-- begin GIVEN RECORDS --

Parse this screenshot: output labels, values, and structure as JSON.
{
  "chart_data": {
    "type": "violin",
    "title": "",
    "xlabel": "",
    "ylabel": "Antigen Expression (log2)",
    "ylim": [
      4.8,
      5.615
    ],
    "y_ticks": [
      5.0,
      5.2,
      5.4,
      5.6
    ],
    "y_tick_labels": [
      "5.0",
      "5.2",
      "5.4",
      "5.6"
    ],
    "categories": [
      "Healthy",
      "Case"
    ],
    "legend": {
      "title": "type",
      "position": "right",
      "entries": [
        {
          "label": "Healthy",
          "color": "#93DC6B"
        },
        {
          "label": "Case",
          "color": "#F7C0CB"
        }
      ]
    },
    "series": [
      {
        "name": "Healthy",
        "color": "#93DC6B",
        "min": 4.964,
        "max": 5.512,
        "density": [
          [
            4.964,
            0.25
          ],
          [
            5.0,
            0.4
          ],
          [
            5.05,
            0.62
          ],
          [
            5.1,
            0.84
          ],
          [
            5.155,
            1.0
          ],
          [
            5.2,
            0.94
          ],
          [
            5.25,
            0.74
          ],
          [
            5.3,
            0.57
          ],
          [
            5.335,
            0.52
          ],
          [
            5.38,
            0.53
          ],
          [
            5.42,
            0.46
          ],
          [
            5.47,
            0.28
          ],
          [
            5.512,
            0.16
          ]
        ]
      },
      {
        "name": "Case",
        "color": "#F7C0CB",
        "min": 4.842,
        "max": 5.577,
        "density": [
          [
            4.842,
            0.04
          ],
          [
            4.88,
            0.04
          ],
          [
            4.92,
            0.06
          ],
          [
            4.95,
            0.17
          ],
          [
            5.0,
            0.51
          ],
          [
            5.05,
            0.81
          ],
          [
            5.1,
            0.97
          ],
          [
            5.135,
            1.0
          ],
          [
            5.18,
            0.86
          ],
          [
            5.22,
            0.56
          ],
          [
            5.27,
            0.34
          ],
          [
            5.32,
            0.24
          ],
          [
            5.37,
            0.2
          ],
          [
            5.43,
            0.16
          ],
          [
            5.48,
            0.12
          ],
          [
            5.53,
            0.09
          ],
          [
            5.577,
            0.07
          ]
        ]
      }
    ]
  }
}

-- end GIVEN RECORDS --

- _TASK REQUIREMENTS_
Copy each line above that contains the string "Healthy".

- _PROBLEM SOLUTION_
      "Healthy",
          "label": "Healthy",
        "name": "Healthy",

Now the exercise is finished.